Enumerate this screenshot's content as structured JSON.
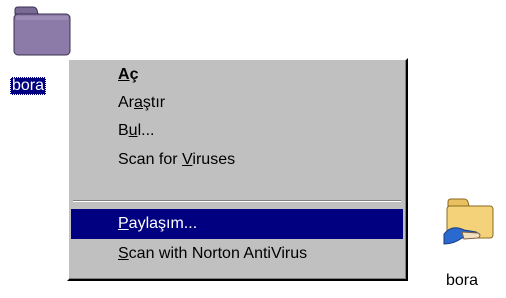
{
  "desktop": {
    "selected_icon": {
      "icon": "folder-icon",
      "label": "bora"
    },
    "shared_icon": {
      "icon": "shared-folder-icon",
      "label": "bora"
    }
  },
  "context_menu": {
    "items": [
      {
        "label": "Aç",
        "underline_index": 0,
        "default": true,
        "highlighted": false
      },
      {
        "label": "Araştır",
        "underline_index": 2,
        "default": false,
        "highlighted": false
      },
      {
        "label": "Bul...",
        "underline_index": 1,
        "default": false,
        "highlighted": false
      },
      {
        "label": "Scan for Viruses",
        "underline_index": 9,
        "default": false,
        "highlighted": false
      },
      {
        "label": "Paylaşım...",
        "underline_index": 0,
        "default": false,
        "highlighted": true
      },
      {
        "label": "Scan with Norton AntiVirus",
        "underline_index": 0,
        "default": false,
        "highlighted": false
      }
    ]
  },
  "colors": {
    "menu_background": "#c0c0c0",
    "highlight": "#000080",
    "folder_fill": "#8c7aa8",
    "shared_folder_fill": "#f4d27a"
  }
}
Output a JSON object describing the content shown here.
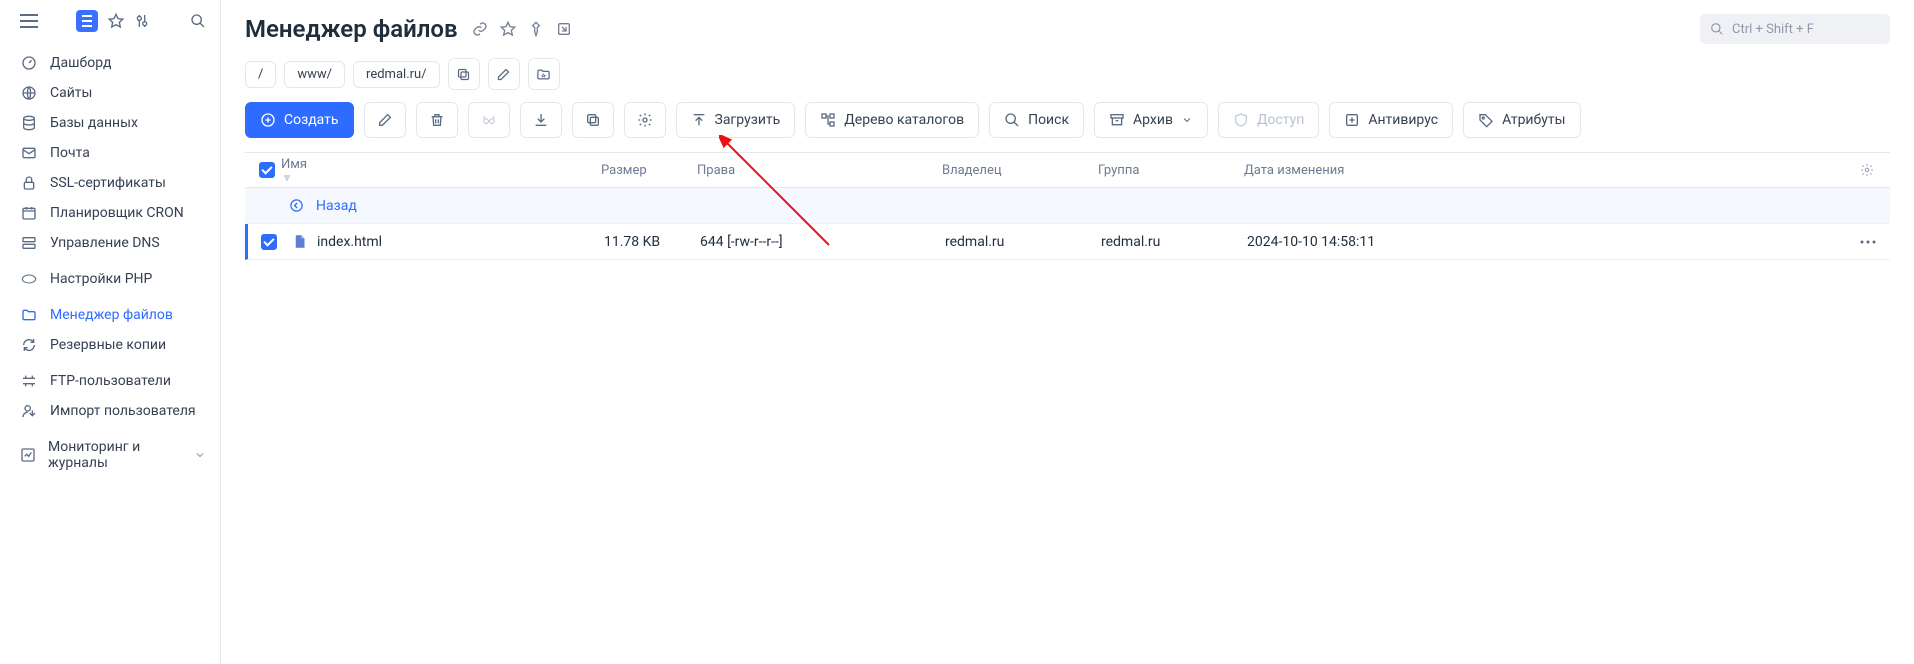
{
  "page": {
    "title": "Менеджер файлов"
  },
  "search": {
    "placeholder": "Ctrl + Shift + F"
  },
  "sidebar": {
    "items": [
      {
        "label": "Дашборд"
      },
      {
        "label": "Сайты"
      },
      {
        "label": "Базы данных"
      },
      {
        "label": "Почта"
      },
      {
        "label": "SSL-сертификаты"
      },
      {
        "label": "Планировщик CRON"
      },
      {
        "label": "Управление DNS"
      },
      {
        "label": "Настройки PHP"
      },
      {
        "label": "Менеджер файлов"
      },
      {
        "label": "Резервные копии"
      },
      {
        "label": "FTP-пользователи"
      },
      {
        "label": "Импорт пользователя"
      },
      {
        "label": "Мониторинг и журналы"
      }
    ]
  },
  "breadcrumb": {
    "root": "/",
    "www": "www/",
    "domain": "redmal.ru/"
  },
  "toolbar": {
    "create": "Создать",
    "upload": "Загрузить",
    "tree": "Дерево каталогов",
    "search": "Поиск",
    "archive": "Архив",
    "access": "Доступ",
    "antivirus": "Антивирус",
    "attributes": "Атрибуты"
  },
  "table": {
    "headers": {
      "name": "Имя",
      "size": "Размер",
      "perm": "Права",
      "owner": "Владелец",
      "group": "Группа",
      "date": "Дата изменения"
    },
    "back": "Назад",
    "rows": [
      {
        "name": "index.html",
        "size": "11.78 KB",
        "perm": "644 [-rw-r--r--]",
        "owner": "redmal.ru",
        "group": "redmal.ru",
        "date": "2024-10-10 14:58:11"
      }
    ]
  }
}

___

- [Problem]: Go through the material above and report each line containing "redmal".

- [Result for this exercise]:
    "domain": "redmal.ru/"
        "owner": "redmal.ru",
        "group": "redmal.ru",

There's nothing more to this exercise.